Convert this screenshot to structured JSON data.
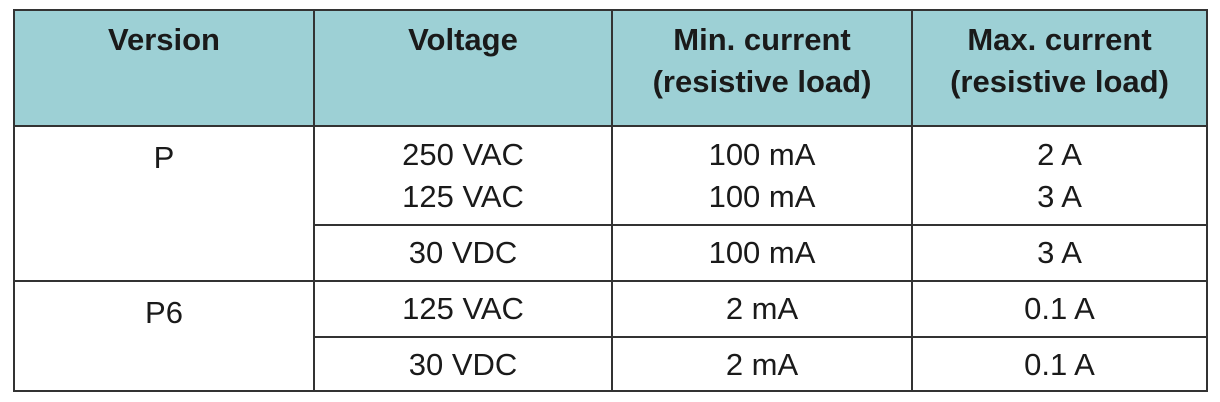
{
  "table": {
    "header": [
      [
        "Version"
      ],
      [
        "Voltage"
      ],
      [
        "Min. current",
        "(resistive load)"
      ],
      [
        "Max. current",
        "(resistive load)"
      ]
    ],
    "groups": [
      {
        "version": "P",
        "rows": [
          [
            [
              "250 VAC",
              "125 VAC"
            ],
            [
              "100 mA",
              "100 mA"
            ],
            [
              "2 A",
              "3 A"
            ]
          ],
          [
            [
              "30 VDC"
            ],
            [
              "100 mA"
            ],
            [
              "3 A"
            ]
          ]
        ]
      },
      {
        "version": "P6",
        "rows": [
          [
            [
              "125 VAC"
            ],
            [
              "2 mA"
            ],
            [
              "0.1 A"
            ]
          ],
          [
            [
              "30 VDC"
            ],
            [
              "2 mA"
            ],
            [
              "0.1 A"
            ]
          ]
        ]
      }
    ]
  }
}
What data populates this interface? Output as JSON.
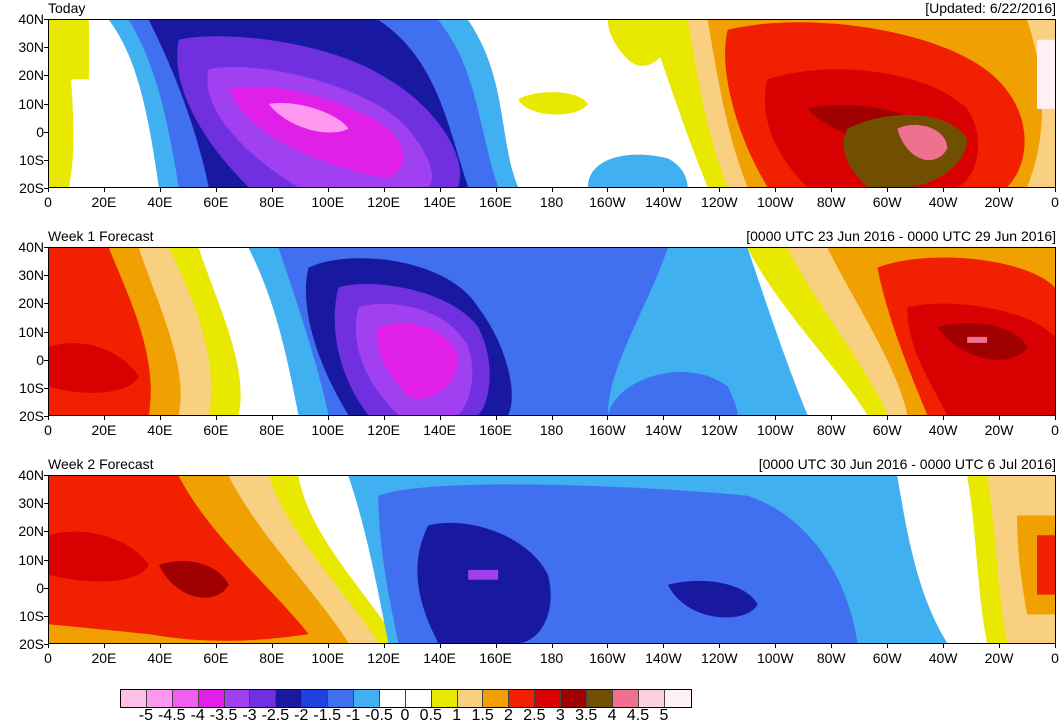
{
  "panels": [
    {
      "title": "Today",
      "date": "[Updated: 6/22/2016]"
    },
    {
      "title": "Week 1 Forecast",
      "date": "[0000 UTC 23 Jun 2016 - 0000 UTC 29 Jun 2016]"
    },
    {
      "title": "Week 2 Forecast",
      "date": "[0000 UTC 30 Jun 2016 - 0000 UTC 6 Jul 2016]"
    }
  ],
  "lat_labels": [
    "40N",
    "30N",
    "20N",
    "10N",
    "0",
    "10S",
    "20S"
  ],
  "lon_labels": [
    "0",
    "20E",
    "40E",
    "60E",
    "80E",
    "100E",
    "120E",
    "140E",
    "160E",
    "180",
    "160W",
    "140W",
    "120W",
    "100W",
    "80W",
    "60W",
    "40W",
    "20W",
    "0"
  ],
  "colorbar": {
    "labels": [
      "-5",
      "-4.5",
      "-4",
      "-3.5",
      "-3",
      "-2.5",
      "-2",
      "-1.5",
      "-1",
      "-0.5",
      "0",
      "0.5",
      "1",
      "1.5",
      "2",
      "2.5",
      "3",
      "3.5",
      "4",
      "4.5",
      "5"
    ],
    "colors": [
      "#ffc0e8",
      "#ff98f0",
      "#f060f0",
      "#e020e8",
      "#a040f0",
      "#7030e0",
      "#1818a0",
      "#2040e0",
      "#4070f0",
      "#40b0f0",
      "#ffffff",
      "#ffffff",
      "#e8e800",
      "#f8d080",
      "#f0a000",
      "#f02000",
      "#d80000",
      "#a00000",
      "#705000",
      "#f07090",
      "#fcd0e0",
      "#fff0f4"
    ]
  },
  "legend_colors": {
    "neg_strong": "#e020e8",
    "neg_mid": "#7030e0",
    "neg_low": "#2040e0",
    "neg_weak": "#40b0f0",
    "pos_weak": "#e8e800",
    "pos_low": "#f8d080",
    "pos_mid": "#f0a000",
    "pos_high": "#f02000",
    "pos_strong": "#a00000",
    "pos_max": "#705000",
    "pos_peak": "#f07090"
  }
}
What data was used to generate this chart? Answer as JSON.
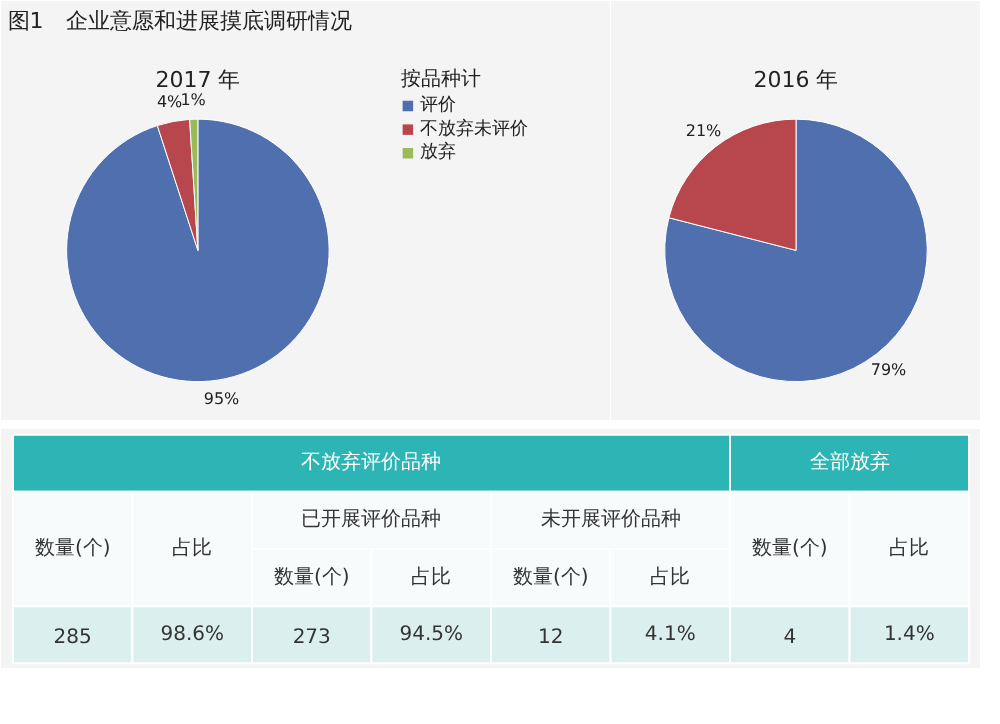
{
  "chart_data": [
    {
      "type": "pie",
      "title": "图1　企业意愿和进展摸底调研情况",
      "subtitle": "2017 年",
      "legend_title": "按品种计",
      "legend": "right",
      "categories": [
        "评价",
        "不放弃未评价",
        "放弃"
      ],
      "values": [
        95,
        4,
        1
      ],
      "colors": [
        "#4f6fae",
        "#b8474d",
        "#9bbb59"
      ],
      "value_labels": [
        "95%",
        "4%",
        "1%"
      ]
    },
    {
      "type": "pie",
      "subtitle": "2016 年",
      "categories": [
        null,
        null
      ],
      "values": [
        79,
        21
      ],
      "colors": [
        "#4f6fae",
        "#b8474d"
      ],
      "value_labels": [
        "79%",
        "21%"
      ]
    },
    {
      "type": "other",
      "annotations": [
        "不放弃评价品种",
        "全部放弃",
        "数量(个)",
        "占比",
        "已开展评价品种",
        "未开展评价品种",
        "数量(个)",
        "占比",
        "数量(个)",
        "占比",
        "数量(个)",
        "占比",
        "285",
        "98.6%",
        "273",
        "94.5%",
        "12",
        "4.1%",
        "4",
        "1.4%"
      ]
    }
  ]
}
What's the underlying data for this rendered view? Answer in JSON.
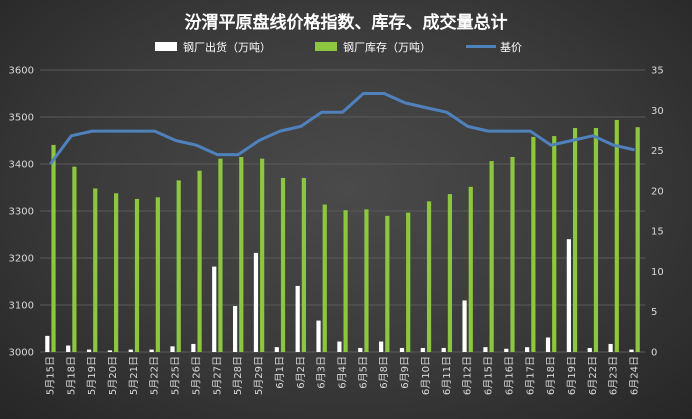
{
  "chart_data": {
    "type": "bar",
    "title": "汾渭平原盘线价格指数、库存、成交量总计",
    "categories": [
      "5月15日",
      "5月18日",
      "5月19日",
      "5月20日",
      "5月21日",
      "5月22日",
      "5月25日",
      "5月26日",
      "5月27日",
      "5月28日",
      "5月29日",
      "6月1日",
      "6月2日",
      "6月3日",
      "6月4日",
      "6月5日",
      "6月8日",
      "6月9日",
      "6月10日",
      "6月11日",
      "6月12日",
      "6月15日",
      "6月16日",
      "6月17日",
      "6月18日",
      "6月19日",
      "6月22日",
      "6月23日",
      "6月24日"
    ],
    "left_axis": {
      "ylim": [
        3000,
        3600
      ],
      "ticks": [
        3000,
        3100,
        3200,
        3300,
        3400,
        3500,
        3600
      ]
    },
    "right_axis": {
      "ylim": [
        0,
        35
      ],
      "ticks": [
        0,
        5,
        10,
        15,
        20,
        25,
        30,
        35
      ]
    },
    "series": [
      {
        "name": "钢厂出货（万吨）",
        "type": "bar",
        "axis": "right",
        "color": "#ffffff",
        "values": [
          2.0,
          0.8,
          0.3,
          0.2,
          0.3,
          0.3,
          0.7,
          1.0,
          10.6,
          5.7,
          12.3,
          0.6,
          8.2,
          3.9,
          1.3,
          0.5,
          1.3,
          0.5,
          0.5,
          0.5,
          6.4,
          0.6,
          0.4,
          0.6,
          1.8,
          14.0,
          0.5,
          1.0,
          0.3
        ]
      },
      {
        "name": "钢厂库存（万吨）",
        "type": "bar",
        "axis": "right",
        "color": "#8dc63f",
        "values": [
          25.7,
          23.0,
          20.3,
          19.7,
          19.0,
          19.2,
          21.3,
          22.5,
          24.0,
          24.2,
          24.0,
          21.6,
          21.6,
          18.3,
          17.6,
          17.7,
          16.9,
          17.3,
          18.7,
          19.6,
          20.5,
          23.7,
          24.2,
          26.7,
          26.8,
          27.8,
          27.8,
          28.8,
          27.9
        ]
      },
      {
        "name": "基价",
        "type": "line",
        "axis": "left",
        "color": "#4f81bd",
        "values": [
          3400,
          3460,
          3470,
          3470,
          3470,
          3470,
          3450,
          3440,
          3420,
          3420,
          3450,
          3470,
          3480,
          3510,
          3510,
          3550,
          3550,
          3530,
          3520,
          3510,
          3480,
          3470,
          3470,
          3470,
          3440,
          3450,
          3460,
          3440,
          3430
        ]
      }
    ],
    "legend_position": "top",
    "grid": true
  }
}
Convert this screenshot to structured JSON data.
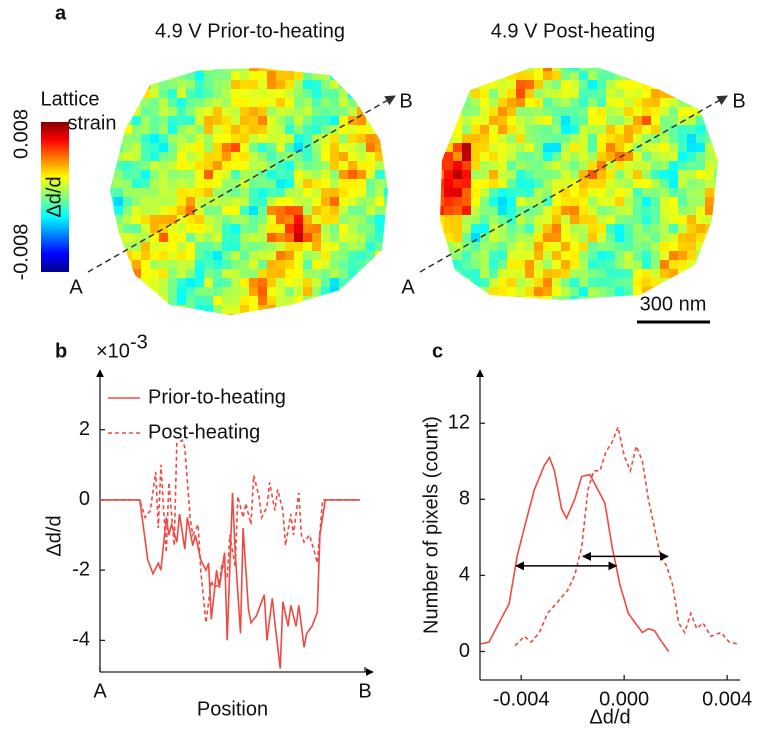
{
  "panel_a": {
    "label": "a",
    "titles": [
      "4.9 V Prior-to-heating",
      "4.9 V Post-heating"
    ],
    "colorbar": {
      "title": [
        "Lattice",
        "strain"
      ],
      "label": "Δd/d",
      "ticks": [
        -0.008,
        0.008
      ]
    },
    "line_ends": [
      "A",
      "B"
    ],
    "scale_bar": "300 nm"
  },
  "chart_data": [
    {
      "type": "line",
      "panel_label": "b",
      "xlabel": "Position",
      "ylabel": "Δd/d",
      "y_offset": {
        "base": "×10",
        "exponent": "-3"
      },
      "legend": "upper left",
      "xlim": [
        0,
        100
      ],
      "xticks": [
        {
          "value": 0,
          "label": "A"
        },
        {
          "value": 100,
          "label": "B"
        }
      ],
      "ylim": [
        -4.9,
        3.7
      ],
      "yticks": [
        -4,
        -2,
        0,
        2
      ],
      "series": [
        {
          "name": "Prior-to-heating",
          "color": "#ee4a44",
          "dash": false,
          "x": [
            0,
            15,
            18,
            20,
            22,
            23,
            25,
            26,
            27,
            29,
            30,
            32,
            33,
            35,
            36,
            38,
            40,
            41,
            42,
            44,
            45,
            47,
            48,
            50,
            51,
            53,
            54,
            56,
            57,
            59,
            60,
            62,
            63,
            65,
            66,
            68,
            69,
            71,
            72,
            74,
            75,
            77,
            78,
            80,
            82,
            83,
            85,
            98
          ],
          "values": [
            0,
            0,
            -1.7,
            -2.1,
            -1.8,
            -2.0,
            -0.5,
            -1.0,
            -0.7,
            -1.2,
            -0.4,
            -1.4,
            -0.5,
            -1.3,
            -1.0,
            -1.7,
            -2.0,
            -1.8,
            -3.4,
            -2.0,
            -2.5,
            -1.5,
            -4.0,
            0.2,
            -1.5,
            -3.8,
            -0.8,
            -3.1,
            -3.5,
            -3.3,
            -3.1,
            -2.7,
            -4.0,
            -2.8,
            -3.5,
            -4.8,
            -2.9,
            -3.6,
            -3.0,
            -3.6,
            -3.0,
            -4.2,
            -3.8,
            -3.6,
            -3.2,
            -1.0,
            0,
            0
          ]
        },
        {
          "name": "Post-heating",
          "color": "#ee4a44",
          "dash": true,
          "x": [
            0,
            15,
            17,
            19,
            21,
            22,
            23,
            25,
            26,
            28,
            29,
            31,
            32,
            34,
            35,
            37,
            38,
            40,
            42,
            43,
            45,
            46,
            48,
            49,
            51,
            52,
            54,
            55,
            57,
            58,
            60,
            61,
            63,
            64,
            66,
            67,
            69,
            70,
            72,
            73,
            75,
            76,
            77,
            79,
            81,
            82,
            84,
            98
          ],
          "values": [
            0,
            0,
            -0.5,
            -0.3,
            0.8,
            -0.8,
            1.0,
            -1.5,
            0.5,
            -1.3,
            1.6,
            1.7,
            1.5,
            -0.5,
            -1.0,
            -0.7,
            -2.0,
            -3.5,
            -2.3,
            -2.5,
            -2.4,
            -1.8,
            -2.2,
            -1.0,
            -1.9,
            0.1,
            -0.5,
            -0.1,
            -0.7,
            0.7,
            0.1,
            -0.5,
            -0.2,
            0.5,
            -0.3,
            0.3,
            -0.3,
            -1.3,
            -0.4,
            -1.0,
            0.2,
            -1.0,
            -1.2,
            -1.0,
            -1.5,
            -1.8,
            0,
            0
          ]
        }
      ]
    },
    {
      "type": "line",
      "panel_label": "c",
      "xlabel": "Δd/d",
      "ylabel": "Number of pixels (count)",
      "xlim": [
        -0.0056,
        0.0045
      ],
      "xticks": [
        -0.004,
        {
          "value": 0,
          "label": "0.000"
        },
        0.004
      ],
      "ylim": [
        -1.5,
        14.8
      ],
      "yticks": [
        0,
        4,
        8,
        12
      ],
      "series": [
        {
          "name": null,
          "color": "#ee4a44",
          "dash": false,
          "x": [
            -0.00557,
            -0.00525,
            -0.00486,
            -0.00447,
            -0.00416,
            -0.00388,
            -0.00349,
            -0.0031,
            -0.0029,
            -0.00271,
            -0.00243,
            -0.00224,
            -0.00192,
            -0.00165,
            -0.00133,
            -0.00102,
            -0.00075,
            -0.00047,
            -0.00016,
            0.00016,
            0.00043,
            0.00071,
            0.00094,
            0.00118,
            0.00141,
            0.00173
          ],
          "values": [
            0.4,
            0.5,
            1.5,
            2.5,
            5,
            6.5,
            8.5,
            9.8,
            10.2,
            9.5,
            7.5,
            7.0,
            8,
            9.2,
            9.3,
            8.5,
            7.8,
            5.5,
            3.5,
            2.0,
            1.5,
            1.0,
            1.2,
            1.1,
            0.6,
            0.0
          ]
        },
        {
          "name": null,
          "color": "#ee4a44",
          "dash": true,
          "x": [
            -0.00424,
            -0.00388,
            -0.00361,
            -0.00329,
            -0.00298,
            -0.00259,
            -0.0022,
            -0.00192,
            -0.00165,
            -0.00141,
            -0.00118,
            -0.00094,
            -0.00071,
            -0.00047,
            -0.00024,
            0,
            0.00024,
            0.00047,
            0.00071,
            0.00094,
            0.00118,
            0.00141,
            0.00165,
            0.00188,
            0.00212,
            0.00235,
            0.00259,
            0.00282,
            0.00306,
            0.00337,
            0.00376,
            0.00408,
            0.00439
          ],
          "values": [
            0.3,
            0.8,
            0.5,
            1.0,
            2.0,
            2.6,
            3.2,
            4.0,
            5.5,
            8.5,
            9.5,
            9.5,
            10.5,
            11.0,
            11.8,
            10.3,
            9.5,
            10.8,
            10.0,
            8.0,
            6.5,
            5.0,
            4.5,
            3.5,
            1.5,
            1.0,
            2.0,
            1.2,
            1.5,
            0.8,
            1.0,
            0.5,
            0.4
          ]
        }
      ],
      "arrows": [
        {
          "x0": -0.0042,
          "x1": -0.0003,
          "y": 4.5
        },
        {
          "x0": -0.0016,
          "x1": 0.0017,
          "y": 5
        }
      ]
    }
  ]
}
# # # #
Filter the listing above by the word "What"; copy each line that passes.

What data populates this interface? Output as JSON.
What data was used to generate this chart? Answer as JSON.
What's the underlying data for this rendered view? Answer in JSON.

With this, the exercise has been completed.